* BEGIN LISTING *
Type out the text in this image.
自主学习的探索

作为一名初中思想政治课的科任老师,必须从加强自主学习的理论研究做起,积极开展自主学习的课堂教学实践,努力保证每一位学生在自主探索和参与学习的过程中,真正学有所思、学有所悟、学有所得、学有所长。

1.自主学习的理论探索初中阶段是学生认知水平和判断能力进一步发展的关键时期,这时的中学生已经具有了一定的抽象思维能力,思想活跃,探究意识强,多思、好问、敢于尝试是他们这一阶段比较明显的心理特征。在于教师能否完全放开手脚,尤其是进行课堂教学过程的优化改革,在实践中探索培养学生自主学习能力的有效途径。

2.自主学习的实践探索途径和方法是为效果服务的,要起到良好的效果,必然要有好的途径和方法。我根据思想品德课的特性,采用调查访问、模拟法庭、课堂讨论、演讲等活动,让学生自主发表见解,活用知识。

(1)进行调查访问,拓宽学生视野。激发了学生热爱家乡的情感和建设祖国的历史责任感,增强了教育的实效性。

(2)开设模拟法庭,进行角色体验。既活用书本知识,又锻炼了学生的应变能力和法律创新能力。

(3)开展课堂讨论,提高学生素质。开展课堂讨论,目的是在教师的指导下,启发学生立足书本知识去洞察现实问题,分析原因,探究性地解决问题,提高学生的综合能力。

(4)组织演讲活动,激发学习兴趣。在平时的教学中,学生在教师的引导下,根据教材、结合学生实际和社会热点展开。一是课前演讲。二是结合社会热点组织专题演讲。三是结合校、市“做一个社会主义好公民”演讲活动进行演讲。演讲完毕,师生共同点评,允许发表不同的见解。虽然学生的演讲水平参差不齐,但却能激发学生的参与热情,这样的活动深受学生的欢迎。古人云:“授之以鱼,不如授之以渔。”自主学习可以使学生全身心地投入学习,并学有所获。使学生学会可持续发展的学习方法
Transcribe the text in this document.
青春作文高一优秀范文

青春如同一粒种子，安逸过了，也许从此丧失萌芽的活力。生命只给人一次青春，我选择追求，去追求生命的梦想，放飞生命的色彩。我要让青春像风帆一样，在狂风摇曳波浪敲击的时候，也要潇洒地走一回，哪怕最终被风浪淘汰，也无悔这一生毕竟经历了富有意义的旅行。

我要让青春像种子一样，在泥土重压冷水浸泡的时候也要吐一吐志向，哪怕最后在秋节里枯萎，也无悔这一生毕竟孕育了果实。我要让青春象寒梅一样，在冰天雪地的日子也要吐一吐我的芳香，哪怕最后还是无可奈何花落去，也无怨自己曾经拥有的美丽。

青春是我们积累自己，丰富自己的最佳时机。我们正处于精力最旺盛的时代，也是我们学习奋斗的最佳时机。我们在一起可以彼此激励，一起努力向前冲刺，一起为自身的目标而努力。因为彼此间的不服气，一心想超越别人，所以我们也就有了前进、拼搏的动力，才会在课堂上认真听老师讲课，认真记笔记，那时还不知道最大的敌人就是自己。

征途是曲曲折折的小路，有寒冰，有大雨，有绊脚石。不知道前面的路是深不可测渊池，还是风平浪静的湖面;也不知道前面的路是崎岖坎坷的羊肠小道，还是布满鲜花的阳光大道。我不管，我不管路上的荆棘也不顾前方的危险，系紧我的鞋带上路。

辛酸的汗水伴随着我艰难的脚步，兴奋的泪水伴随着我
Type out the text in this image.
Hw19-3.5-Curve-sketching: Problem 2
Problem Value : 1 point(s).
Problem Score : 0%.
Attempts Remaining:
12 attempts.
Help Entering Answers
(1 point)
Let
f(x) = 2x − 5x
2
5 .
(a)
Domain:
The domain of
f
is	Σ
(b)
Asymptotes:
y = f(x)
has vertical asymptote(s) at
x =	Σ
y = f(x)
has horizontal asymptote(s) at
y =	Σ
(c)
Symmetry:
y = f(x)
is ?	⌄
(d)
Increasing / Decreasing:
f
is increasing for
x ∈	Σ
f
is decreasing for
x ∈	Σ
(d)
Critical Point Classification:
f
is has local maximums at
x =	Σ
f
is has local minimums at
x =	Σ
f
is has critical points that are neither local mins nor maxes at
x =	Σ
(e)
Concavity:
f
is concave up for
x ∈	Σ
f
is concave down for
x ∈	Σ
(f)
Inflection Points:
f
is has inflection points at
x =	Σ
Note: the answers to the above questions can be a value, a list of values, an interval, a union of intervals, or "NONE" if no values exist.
* END LISTING *
## [STATED GOAL]
Write the data back out verbatim.

## [THE RESULT]
Type out the text in this image.
自主学习的探索

作为一名初中思想政治课的科任老师,必须从加强自主学习的理论研究做起,积极开展自主学习的课堂教学实践,努力保证每一位学生在自主探索和参与学习的过程中,真正学有所思、学有所悟、学有所得、学有所长。

1.自主学习的理论探索初中阶段是学生认知水平和判断能力进一步发展的关键时期,这时的中学生已经具有了一定的抽象思维能力,思想活跃,探究意识强,多思、好问、敢于尝试是他们这一阶段比较明显的心理特征。在于教师能否完全放开手脚,尤其是进行课堂教学过程的优化改革,在实践中探索培养学生自主学习能力的有效途径。

2.自主学习的实践探索途径和方法是为效果服务的,要起到良好的效果,必然要有好的途径和方法。我根据思想品德课的特性,采用调查访问、模拟法庭、课堂讨论、演讲等活动,让学生自主发表见解,活用知识。

(1)进行调查访问,拓宽学生视野。激发了学生热爱家乡的情感和建设祖国的历史责任感,增强了教育的实效性。

(2)开设模拟法庭,进行角色体验。既活用书本知识,又锻炼了学生的应变能力和法律创新能力。

(3)开展课堂讨论,提高学生素质。开展课堂讨论,目的是在教师的指导下,启发学生立足书本知识去洞察现实问题,分析原因,探究性地解决问题,提高学生的综合能力。

(4)组织演讲活动,激发学习兴趣。在平时的教学中,学生在教师的引导下,根据教材、结合学生实际和社会热点展开。一是课前演讲。二是结合社会热点组织专题演讲。三是结合校、市“做一个社会主义好公民”演讲活动进行演讲。演讲完毕,师生共同点评,允许发表不同的见解。虽然学生的演讲水平参差不齐,但却能激发学生的参与热情,这样的活动深受学生的欢迎。古人云:“授之以鱼,不如授之以渔。”自主学习可以使学生全身心地投入学习,并学有所获。使学生学会可持续发展的学习方法
Transcribe the text in this document.
青春作文高一优秀范文

青春如同一粒种子，安逸过了，也许从此丧失萌芽的活力。生命只给人一次青春，我选择追求，去追求生命的梦想，放飞生命的色彩。我要让青春像风帆一样，在狂风摇曳波浪敲击的时候，也要潇洒地走一回，哪怕最终被风浪淘汰，也无悔这一生毕竟经历了富有意义的旅行。

我要让青春像种子一样，在泥土重压冷水浸泡的时候也要吐一吐志向，哪怕最后在秋节里枯萎，也无悔这一生毕竟孕育了果实。我要让青春象寒梅一样，在冰天雪地的日子也要吐一吐我的芳香，哪怕最后还是无可奈何花落去，也无怨自己曾经拥有的美丽。

青春是我们积累自己，丰富自己的最佳时机。我们正处于精力最旺盛的时代，也是我们学习奋斗的最佳时机。我们在一起可以彼此激励，一起努力向前冲刺，一起为自身的目标而努力。因为彼此间的不服气，一心想超越别人，所以我们也就有了前进、拼搏的动力，才会在课堂上认真听老师讲课，认真记笔记，那时还不知道最大的敌人就是自己。

征途是曲曲折折的小路，有寒冰，有大雨，有绊脚石。不知道前面的路是深不可测渊池，还是风平浪静的湖面;也不知道前面的路是崎岖坎坷的羊肠小道，还是布满鲜花的阳光大道。我不管，我不管路上的荆棘也不顾前方的危险，系紧我的鞋带上路。

辛酸的汗水伴随着我艰难的脚步，兴奋的泪水伴随着我
Type out the text in this image.
Hw19-3.5-Curve-sketching: Problem 2
Problem Value : 1 point(s).
Problem Score : 0%.
Attempts Remaining:
12 attempts.
Help Entering Answers
(1 point)
Let
f(x) = 2x − 5x
2
5 .
(a)
Domain:
The domain of
f
is	Σ
(b)
Asymptotes:
y = f(x)
has vertical asymptote(s) at
x =	Σ
y = f(x)
has horizontal asymptote(s) at
y =	Σ
(c)
Symmetry:
y = f(x)
is ?	⌄
(d)
Increasing / Decreasing:
f
is increasing for
x ∈	Σ
f
is decreasing for
x ∈	Σ
(d)
Critical Point Classification:
f
is has local maximums at
x =	Σ
f
is has local minimums at
x =	Σ
f
is has critical points that are neither local mins nor maxes at
x =	Σ
(e)
Concavity:
f
is concave up for
x ∈	Σ
f
is concave down for
x ∈	Σ
(f)
Inflection Points:
f
is has inflection points at
x =	Σ
Note: the answers to the above questions can be a value, a list of values, an interval, a union of intervals, or "NONE" if no values exist.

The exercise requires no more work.